• _Request a_:
Reproduce the stretch of the interview with Simon Luitse from "A good example of successful" through "available production methods." word for word.

• _Article_:
----------

‘The synergy between technical execution and design is what matters’

An interview with Simon Luitse, Engineering Director at VOUW.

Simon Luitse boasts a diverse background in architecture, product design, and construction engineering. His journey began in architecture, but he soon discovered his true talent lay in the systematic design and technical execution of ideas. Leveraging his network and programming skills, he found himself immersed in the realm of designing 3D-printed bras, where he applied innovative production methods and material expertise. He also worked on large-scale steel structures for aboveground tram networks in South Korea, as well as sustainable construction projects such as modular timber construction and ecoducts in the Netherlands. Simon possesses a broad interest in materials and structural applications, which has provided him with a solid foundation. His experiences across various fields have led him to embrace a holistic approach to product design, taking into account users, construction processes, and materials. This approach shines through in the installations he creates at VOUW, reflecting his unique perspective and meticulous craftsmanship.

Can you explain how your technical work contributes to VOUW's overall vision of productions and how it aligns with the concept of slowtech?

From the very beginning, I have been involved in the developments at VOUW. We started by exploring ways to combine the elegance and details of the Art Nouveau movement with modern production methods such as 3D printing and 3D scanning. Since then, we have always stayed in touch, particularly focusing on technical questions and execution aspects.

My background lies in architectural design, but I have shifted my focus more towards construction technology. I have always been focused on developing challenging designs. I believe that my contribution to the VOUW team primarily lies in bringing together technology, construction, design, and elegance. VOUW enjoys pushing boundaries and strives to advance technology, which requires technical innovation to seamlessly merge all these aspects.

I see myself as someone who helps realize and reinforce the ideas that VOUW has around slowtech. In my design vision, it is never just pure design or purely technical execution that should take the lead. It's always about the synergy between technical execution and design, and the best results emerge from that fusion.

Can you provide a good example of a successful merging of technical execution and design?

A good example of successful fusion is the Bloomlight. From the initial prototype, we looked at how technical functionality and design could coexist and how we could create an aesthetically pleasing product using the available production methods.

The evolution of the Bloomlight, such as the opening of the head and the suspension bracket, is a combination of choices that have resulted in a complete, robust, and functional design.

----------

• _Records_:
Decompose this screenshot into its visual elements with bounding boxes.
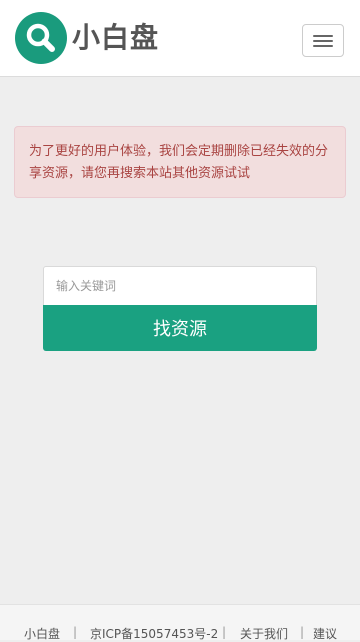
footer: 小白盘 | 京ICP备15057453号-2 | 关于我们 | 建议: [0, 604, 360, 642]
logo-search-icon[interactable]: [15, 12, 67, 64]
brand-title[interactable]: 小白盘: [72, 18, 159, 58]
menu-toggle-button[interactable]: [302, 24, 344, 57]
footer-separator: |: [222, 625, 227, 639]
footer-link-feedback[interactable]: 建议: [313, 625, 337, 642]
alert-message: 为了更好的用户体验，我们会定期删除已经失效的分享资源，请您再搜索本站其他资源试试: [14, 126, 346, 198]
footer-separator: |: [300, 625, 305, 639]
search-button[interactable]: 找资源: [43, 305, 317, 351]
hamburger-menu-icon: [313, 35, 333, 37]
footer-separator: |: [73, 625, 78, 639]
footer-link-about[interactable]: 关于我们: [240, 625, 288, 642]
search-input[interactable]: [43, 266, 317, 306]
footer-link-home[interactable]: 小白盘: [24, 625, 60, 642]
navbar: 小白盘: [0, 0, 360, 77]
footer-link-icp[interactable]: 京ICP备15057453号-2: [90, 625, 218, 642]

----------

• _Request b_:
Repeat every one of the rows above verbatim, omitting the picture.

• _Exercise answer a_:
A good example of successful fusion is the Bloomlight. From the initial prototype, we looked at how technical functionality and design could coexist and how we could create an aesthetically pleasing product using the available production methods.

• _Exercise answer b_:
Decompose this screenshot into its visual elements with bounding boxes.
footer: 小白盘 | 京ICP备15057453号-2 | 关于我们 | 建议: [0, 604, 360, 642]
logo-search-icon[interactable]: [15, 12, 67, 64]
brand-title[interactable]: 小白盘: [72, 18, 159, 58]
menu-toggle-button[interactable]: [302, 24, 344, 57]
footer-separator: |: [222, 625, 227, 639]
footer-link-feedback[interactable]: 建议: [313, 625, 337, 642]
alert-message: 为了更好的用户体验，我们会定期删除已经失效的分享资源，请您再搜索本站其他资源试试: [14, 126, 346, 198]
footer-separator: |: [300, 625, 305, 639]
search-button[interactable]: 找资源: [43, 305, 317, 351]
hamburger-menu-icon: [313, 35, 333, 37]
footer-separator: |: [73, 625, 78, 639]
footer-link-about[interactable]: 关于我们: [240, 625, 288, 642]
search-input[interactable]: [43, 266, 317, 306]
footer-link-home[interactable]: 小白盘: [24, 625, 60, 642]
navbar: 小白盘: [0, 0, 360, 77]
footer-link-icp[interactable]: 京ICP备15057453号-2: [90, 625, 218, 642]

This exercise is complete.